--- Begin ---

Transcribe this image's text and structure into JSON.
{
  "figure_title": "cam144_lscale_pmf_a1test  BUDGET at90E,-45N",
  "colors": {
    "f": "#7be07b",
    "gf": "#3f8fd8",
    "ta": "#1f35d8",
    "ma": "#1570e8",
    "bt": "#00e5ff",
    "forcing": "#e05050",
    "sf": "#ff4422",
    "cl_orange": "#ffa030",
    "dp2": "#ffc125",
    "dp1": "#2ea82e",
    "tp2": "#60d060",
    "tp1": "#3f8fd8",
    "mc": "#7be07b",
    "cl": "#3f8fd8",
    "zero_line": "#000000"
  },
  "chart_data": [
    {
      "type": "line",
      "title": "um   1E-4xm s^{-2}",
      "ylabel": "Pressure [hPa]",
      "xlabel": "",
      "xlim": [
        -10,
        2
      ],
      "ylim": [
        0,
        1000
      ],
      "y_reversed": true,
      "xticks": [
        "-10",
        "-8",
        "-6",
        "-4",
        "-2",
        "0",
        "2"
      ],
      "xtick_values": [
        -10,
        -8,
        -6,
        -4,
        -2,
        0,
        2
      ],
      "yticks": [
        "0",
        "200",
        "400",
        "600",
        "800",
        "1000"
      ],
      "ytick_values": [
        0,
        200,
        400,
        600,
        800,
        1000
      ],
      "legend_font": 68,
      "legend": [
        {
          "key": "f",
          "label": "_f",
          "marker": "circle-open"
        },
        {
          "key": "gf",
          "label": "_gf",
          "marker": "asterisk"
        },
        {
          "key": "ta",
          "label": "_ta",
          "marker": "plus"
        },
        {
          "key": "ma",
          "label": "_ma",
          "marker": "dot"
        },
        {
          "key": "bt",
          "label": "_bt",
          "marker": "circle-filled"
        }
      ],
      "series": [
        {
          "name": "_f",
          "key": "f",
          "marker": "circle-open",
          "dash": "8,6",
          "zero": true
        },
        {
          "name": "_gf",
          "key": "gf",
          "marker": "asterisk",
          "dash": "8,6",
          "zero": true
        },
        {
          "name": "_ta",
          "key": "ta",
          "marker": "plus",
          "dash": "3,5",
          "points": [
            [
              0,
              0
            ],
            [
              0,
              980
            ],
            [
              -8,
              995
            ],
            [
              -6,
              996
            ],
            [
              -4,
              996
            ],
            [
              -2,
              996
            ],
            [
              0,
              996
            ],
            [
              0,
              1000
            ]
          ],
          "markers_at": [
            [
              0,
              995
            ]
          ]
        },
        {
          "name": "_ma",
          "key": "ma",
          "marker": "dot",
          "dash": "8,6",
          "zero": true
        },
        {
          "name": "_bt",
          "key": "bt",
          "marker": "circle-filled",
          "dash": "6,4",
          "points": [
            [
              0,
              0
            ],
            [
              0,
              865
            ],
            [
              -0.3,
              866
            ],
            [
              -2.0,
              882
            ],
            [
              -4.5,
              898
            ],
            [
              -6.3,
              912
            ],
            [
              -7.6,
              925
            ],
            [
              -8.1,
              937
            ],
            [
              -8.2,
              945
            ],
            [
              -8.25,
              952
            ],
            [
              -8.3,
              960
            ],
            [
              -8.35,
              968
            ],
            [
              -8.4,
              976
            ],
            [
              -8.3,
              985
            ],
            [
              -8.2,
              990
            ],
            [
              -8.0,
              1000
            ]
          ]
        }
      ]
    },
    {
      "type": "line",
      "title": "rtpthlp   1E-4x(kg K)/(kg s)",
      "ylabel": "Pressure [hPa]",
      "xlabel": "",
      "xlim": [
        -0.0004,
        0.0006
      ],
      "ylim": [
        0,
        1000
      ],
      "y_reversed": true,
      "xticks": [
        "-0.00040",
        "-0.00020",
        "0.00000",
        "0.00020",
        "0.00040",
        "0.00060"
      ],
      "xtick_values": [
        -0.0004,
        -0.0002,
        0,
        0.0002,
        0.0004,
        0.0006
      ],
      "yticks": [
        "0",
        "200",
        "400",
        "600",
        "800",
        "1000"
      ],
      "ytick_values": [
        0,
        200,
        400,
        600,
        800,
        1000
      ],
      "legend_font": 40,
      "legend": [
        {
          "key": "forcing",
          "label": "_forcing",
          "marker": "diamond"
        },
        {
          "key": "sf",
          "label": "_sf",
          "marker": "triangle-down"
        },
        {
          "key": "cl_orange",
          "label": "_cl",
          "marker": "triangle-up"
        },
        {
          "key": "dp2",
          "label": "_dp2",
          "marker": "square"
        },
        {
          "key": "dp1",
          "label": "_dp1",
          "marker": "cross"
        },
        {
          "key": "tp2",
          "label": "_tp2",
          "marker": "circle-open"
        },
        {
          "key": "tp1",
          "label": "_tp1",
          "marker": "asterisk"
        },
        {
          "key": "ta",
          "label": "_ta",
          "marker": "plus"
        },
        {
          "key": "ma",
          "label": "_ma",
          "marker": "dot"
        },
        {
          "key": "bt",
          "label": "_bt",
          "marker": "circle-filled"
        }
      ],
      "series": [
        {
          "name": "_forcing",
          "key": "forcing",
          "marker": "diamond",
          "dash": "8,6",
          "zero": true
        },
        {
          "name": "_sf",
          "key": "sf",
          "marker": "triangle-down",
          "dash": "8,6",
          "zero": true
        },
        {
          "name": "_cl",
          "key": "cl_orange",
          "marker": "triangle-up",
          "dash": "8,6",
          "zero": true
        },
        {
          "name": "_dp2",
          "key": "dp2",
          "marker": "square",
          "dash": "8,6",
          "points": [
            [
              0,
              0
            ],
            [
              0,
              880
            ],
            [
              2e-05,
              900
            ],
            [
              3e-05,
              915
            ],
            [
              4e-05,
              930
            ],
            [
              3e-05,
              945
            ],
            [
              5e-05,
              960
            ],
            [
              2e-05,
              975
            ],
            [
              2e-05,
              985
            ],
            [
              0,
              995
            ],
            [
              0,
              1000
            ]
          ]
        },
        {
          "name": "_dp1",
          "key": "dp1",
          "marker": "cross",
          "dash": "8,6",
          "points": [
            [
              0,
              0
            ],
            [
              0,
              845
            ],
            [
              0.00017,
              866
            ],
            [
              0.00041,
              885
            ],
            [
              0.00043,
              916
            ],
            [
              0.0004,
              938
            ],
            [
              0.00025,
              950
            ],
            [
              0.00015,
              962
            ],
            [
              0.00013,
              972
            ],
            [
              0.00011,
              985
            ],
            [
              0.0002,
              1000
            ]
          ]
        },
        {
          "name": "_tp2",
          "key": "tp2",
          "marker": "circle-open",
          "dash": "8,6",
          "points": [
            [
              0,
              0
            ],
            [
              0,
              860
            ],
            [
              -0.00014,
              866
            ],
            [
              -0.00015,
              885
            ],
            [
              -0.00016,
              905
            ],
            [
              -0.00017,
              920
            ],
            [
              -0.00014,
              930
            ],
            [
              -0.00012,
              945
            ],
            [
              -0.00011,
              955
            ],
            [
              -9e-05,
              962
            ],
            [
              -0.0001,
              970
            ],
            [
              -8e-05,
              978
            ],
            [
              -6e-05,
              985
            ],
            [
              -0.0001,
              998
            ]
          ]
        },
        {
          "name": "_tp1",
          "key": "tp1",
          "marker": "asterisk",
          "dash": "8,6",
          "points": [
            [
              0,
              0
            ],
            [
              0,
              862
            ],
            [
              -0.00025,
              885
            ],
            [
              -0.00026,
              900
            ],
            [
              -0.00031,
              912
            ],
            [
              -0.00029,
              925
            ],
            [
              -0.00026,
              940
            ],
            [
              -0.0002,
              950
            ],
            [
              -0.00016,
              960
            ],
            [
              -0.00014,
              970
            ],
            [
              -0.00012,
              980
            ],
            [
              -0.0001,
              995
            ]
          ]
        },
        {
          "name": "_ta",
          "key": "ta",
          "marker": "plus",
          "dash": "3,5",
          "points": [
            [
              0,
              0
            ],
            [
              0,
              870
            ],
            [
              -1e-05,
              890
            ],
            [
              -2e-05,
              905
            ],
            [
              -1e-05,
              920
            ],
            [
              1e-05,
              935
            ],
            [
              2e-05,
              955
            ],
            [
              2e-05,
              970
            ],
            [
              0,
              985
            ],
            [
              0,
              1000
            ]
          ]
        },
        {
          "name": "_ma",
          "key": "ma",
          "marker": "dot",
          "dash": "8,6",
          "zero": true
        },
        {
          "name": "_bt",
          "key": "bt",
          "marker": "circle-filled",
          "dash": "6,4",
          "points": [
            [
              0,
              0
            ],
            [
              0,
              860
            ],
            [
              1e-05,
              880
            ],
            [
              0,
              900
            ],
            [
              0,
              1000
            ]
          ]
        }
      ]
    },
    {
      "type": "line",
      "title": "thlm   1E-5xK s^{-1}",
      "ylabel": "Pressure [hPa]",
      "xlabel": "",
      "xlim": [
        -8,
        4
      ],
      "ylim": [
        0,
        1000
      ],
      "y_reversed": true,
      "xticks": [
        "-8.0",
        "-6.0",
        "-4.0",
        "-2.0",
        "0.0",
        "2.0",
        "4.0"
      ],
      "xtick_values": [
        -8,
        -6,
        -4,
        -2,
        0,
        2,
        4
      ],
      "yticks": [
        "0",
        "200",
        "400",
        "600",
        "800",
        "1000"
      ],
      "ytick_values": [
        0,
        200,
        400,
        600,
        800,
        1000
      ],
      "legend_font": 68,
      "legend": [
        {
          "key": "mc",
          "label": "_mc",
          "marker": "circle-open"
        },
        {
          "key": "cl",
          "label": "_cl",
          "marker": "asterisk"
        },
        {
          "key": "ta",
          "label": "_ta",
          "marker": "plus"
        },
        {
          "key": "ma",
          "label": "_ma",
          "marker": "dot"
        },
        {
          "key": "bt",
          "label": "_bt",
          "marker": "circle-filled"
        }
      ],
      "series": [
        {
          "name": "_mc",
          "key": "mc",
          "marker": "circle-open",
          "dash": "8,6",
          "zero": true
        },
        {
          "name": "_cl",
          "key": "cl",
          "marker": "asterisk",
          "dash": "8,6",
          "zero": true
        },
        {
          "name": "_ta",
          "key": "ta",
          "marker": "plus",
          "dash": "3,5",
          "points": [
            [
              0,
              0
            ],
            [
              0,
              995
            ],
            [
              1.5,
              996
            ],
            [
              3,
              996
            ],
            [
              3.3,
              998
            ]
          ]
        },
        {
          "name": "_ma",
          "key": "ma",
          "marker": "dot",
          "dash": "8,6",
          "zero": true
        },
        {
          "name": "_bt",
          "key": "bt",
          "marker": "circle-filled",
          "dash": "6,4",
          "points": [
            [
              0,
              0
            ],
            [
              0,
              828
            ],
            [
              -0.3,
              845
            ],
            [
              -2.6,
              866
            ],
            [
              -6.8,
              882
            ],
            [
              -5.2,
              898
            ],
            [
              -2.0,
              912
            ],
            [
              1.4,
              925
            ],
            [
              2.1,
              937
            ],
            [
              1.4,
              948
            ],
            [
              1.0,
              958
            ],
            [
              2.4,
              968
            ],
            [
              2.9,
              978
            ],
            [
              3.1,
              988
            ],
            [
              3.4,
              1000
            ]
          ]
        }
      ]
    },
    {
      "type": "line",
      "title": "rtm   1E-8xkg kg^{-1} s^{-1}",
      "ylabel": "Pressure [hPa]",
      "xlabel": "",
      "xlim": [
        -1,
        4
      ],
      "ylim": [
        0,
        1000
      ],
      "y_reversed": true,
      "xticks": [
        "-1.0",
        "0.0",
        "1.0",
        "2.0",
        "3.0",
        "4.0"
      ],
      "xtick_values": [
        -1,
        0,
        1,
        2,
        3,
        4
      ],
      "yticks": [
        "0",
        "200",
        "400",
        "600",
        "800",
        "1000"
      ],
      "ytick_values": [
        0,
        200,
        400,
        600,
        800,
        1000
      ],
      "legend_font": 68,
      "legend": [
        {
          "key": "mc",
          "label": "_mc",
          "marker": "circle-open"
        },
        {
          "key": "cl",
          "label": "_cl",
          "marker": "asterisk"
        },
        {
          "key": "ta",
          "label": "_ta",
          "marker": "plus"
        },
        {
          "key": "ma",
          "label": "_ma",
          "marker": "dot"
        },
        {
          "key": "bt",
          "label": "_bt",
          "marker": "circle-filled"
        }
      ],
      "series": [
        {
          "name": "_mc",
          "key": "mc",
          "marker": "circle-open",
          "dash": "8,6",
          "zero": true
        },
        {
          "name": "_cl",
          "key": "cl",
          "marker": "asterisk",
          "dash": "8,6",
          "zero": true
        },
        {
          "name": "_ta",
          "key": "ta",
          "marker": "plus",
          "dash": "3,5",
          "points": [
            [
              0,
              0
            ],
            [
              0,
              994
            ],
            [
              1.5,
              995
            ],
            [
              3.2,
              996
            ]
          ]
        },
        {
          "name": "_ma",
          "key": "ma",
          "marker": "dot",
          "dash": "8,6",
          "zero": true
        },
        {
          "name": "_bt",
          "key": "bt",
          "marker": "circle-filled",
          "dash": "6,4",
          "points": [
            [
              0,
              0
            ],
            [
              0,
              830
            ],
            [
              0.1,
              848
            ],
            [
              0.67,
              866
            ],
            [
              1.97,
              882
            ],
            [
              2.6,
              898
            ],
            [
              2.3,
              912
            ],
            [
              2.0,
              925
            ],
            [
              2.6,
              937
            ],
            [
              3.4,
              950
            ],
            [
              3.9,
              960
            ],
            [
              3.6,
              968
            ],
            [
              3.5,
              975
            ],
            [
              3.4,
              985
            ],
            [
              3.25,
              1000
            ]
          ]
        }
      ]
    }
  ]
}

--- End ---

TASK TO COMPLETE: Check each line of the records above for the string "triangle", and report every line that has it.

CORRECT ANSWER:
          "marker": "triangle-down"
          "marker": "triangle-up"
          "marker": "triangle-down",
          "marker": "triangle-up",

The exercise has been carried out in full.